▸ WHAT TO DO: Tally how many lines hold the string "Literature". Your reply should be that number alone.

▸ DATA SECTION:
########################################
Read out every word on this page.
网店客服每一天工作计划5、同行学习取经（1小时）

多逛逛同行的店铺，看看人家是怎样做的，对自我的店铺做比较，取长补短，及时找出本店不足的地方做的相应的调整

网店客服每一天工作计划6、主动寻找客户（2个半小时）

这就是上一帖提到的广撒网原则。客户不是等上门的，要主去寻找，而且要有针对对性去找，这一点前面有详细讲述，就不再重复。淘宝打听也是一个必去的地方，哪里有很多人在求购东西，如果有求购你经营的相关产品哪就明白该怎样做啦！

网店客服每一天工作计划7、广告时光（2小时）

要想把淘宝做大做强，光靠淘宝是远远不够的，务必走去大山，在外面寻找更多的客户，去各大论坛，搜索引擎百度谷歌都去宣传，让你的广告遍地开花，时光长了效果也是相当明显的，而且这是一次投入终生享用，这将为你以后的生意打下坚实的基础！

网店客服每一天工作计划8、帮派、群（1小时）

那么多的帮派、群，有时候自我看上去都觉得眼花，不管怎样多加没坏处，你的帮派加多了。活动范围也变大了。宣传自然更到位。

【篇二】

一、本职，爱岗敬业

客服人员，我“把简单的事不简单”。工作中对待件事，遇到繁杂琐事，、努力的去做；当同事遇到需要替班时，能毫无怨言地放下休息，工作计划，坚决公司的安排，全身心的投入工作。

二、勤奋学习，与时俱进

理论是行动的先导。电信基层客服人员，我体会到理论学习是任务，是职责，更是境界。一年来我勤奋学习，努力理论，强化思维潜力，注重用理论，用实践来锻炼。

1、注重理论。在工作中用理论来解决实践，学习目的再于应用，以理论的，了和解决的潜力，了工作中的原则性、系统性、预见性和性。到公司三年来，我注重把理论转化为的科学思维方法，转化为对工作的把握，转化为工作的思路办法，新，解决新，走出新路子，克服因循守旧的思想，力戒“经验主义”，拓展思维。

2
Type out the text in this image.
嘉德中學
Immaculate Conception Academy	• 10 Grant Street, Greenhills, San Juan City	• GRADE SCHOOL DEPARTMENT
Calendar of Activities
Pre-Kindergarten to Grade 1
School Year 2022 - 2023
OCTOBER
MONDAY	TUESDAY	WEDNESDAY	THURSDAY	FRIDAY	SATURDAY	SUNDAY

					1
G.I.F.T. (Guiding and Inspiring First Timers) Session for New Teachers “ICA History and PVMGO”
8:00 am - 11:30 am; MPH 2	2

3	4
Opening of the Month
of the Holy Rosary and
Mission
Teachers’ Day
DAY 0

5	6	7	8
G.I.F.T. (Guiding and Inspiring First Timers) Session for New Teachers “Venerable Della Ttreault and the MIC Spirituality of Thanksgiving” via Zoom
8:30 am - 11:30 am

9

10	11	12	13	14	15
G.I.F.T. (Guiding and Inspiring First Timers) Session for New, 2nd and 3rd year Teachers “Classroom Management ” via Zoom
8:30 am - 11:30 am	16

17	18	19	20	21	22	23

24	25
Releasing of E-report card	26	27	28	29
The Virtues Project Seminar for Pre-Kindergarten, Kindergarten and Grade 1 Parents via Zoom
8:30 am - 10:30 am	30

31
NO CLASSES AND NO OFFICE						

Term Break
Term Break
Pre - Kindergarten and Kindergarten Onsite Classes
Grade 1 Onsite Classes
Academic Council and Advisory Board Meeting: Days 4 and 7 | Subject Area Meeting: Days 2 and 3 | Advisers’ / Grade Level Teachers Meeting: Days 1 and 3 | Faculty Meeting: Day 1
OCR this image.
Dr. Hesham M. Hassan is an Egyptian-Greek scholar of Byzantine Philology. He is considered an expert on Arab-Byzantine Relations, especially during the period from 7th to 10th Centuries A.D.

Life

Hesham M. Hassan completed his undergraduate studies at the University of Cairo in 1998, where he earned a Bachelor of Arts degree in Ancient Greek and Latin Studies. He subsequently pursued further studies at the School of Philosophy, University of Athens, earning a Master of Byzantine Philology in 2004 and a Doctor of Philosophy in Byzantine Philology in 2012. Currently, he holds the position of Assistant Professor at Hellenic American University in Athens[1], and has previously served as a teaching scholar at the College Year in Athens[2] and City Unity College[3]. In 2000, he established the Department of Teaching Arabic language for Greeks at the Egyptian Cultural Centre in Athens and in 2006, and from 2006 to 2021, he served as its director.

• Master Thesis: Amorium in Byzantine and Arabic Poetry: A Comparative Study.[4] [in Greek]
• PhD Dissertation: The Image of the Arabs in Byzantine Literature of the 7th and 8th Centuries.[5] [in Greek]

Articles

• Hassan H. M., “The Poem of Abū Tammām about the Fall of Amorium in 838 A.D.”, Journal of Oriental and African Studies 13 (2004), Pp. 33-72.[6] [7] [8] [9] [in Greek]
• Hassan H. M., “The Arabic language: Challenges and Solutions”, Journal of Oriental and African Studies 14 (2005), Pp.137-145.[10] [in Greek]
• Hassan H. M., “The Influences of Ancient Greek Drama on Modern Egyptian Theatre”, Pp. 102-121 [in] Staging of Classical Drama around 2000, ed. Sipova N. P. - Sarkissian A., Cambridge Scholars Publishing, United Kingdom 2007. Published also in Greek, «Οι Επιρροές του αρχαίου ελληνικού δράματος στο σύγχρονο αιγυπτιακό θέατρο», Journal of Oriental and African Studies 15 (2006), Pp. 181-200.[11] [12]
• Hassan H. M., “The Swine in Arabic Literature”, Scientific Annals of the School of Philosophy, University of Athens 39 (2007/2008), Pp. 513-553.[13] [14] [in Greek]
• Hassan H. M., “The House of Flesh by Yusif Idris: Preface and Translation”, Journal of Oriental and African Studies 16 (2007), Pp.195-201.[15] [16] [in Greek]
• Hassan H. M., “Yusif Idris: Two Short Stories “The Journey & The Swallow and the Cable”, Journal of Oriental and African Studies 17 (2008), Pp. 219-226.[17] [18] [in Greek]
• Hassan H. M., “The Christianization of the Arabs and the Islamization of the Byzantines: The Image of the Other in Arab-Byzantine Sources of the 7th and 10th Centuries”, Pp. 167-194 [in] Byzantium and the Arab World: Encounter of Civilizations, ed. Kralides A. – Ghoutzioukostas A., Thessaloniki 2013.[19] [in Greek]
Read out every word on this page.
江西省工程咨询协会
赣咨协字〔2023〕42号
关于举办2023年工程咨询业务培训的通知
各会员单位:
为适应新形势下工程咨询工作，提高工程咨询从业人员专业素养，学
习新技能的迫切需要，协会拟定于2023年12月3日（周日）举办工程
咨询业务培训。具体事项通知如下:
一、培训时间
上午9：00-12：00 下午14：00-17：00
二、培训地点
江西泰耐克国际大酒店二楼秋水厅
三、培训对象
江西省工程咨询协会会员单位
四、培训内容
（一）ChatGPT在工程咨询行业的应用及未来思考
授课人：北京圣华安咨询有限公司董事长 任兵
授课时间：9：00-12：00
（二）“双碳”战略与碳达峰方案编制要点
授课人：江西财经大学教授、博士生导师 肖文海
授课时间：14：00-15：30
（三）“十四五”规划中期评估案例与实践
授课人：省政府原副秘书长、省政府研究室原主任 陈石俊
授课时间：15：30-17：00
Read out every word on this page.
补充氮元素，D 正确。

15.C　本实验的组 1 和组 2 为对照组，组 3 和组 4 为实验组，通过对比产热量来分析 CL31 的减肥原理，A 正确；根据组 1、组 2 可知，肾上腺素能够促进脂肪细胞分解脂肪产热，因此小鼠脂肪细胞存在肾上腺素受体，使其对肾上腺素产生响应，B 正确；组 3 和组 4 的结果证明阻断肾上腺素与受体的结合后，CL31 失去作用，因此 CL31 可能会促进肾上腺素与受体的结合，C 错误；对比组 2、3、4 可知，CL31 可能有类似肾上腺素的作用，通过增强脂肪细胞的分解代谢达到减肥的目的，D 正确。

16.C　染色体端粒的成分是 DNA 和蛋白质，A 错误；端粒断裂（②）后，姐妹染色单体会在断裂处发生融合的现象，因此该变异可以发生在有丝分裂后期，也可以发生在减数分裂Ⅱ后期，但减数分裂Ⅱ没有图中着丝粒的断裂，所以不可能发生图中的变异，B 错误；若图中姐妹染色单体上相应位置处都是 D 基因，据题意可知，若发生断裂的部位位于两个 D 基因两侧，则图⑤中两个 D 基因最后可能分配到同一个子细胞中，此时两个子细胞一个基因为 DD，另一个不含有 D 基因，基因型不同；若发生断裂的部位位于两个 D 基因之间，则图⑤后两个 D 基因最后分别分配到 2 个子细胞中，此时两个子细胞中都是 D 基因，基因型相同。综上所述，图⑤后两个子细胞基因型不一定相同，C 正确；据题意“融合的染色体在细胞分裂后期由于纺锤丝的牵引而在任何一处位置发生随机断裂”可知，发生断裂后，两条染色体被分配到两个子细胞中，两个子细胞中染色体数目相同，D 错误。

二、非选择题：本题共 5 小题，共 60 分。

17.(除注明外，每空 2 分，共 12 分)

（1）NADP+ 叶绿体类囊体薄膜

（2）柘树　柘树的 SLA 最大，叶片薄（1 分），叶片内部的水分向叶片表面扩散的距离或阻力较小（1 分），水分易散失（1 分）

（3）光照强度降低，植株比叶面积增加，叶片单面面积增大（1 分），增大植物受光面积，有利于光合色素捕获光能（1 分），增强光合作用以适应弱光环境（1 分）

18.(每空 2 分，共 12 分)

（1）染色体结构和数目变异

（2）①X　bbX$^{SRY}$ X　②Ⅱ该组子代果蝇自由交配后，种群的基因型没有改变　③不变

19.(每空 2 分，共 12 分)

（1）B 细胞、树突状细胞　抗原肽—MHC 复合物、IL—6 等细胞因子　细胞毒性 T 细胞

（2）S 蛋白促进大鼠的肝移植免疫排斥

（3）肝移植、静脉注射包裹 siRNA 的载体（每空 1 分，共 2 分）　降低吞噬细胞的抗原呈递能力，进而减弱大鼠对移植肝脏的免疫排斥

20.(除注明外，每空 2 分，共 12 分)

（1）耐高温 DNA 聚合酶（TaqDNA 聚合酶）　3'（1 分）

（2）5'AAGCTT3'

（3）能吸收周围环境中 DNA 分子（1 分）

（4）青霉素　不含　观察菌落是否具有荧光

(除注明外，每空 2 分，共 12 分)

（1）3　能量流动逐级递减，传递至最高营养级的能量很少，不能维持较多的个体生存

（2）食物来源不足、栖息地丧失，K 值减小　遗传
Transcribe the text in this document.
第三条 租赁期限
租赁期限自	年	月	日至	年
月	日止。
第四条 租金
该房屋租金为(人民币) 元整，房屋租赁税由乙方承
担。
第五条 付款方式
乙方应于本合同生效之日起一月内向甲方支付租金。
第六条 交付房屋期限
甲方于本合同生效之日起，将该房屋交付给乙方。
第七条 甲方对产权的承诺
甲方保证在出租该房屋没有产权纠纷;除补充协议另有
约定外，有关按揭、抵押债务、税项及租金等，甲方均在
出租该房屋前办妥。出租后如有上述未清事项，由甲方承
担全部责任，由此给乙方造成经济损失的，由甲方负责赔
########################################
▸ EXERCISE RESPONSE: 2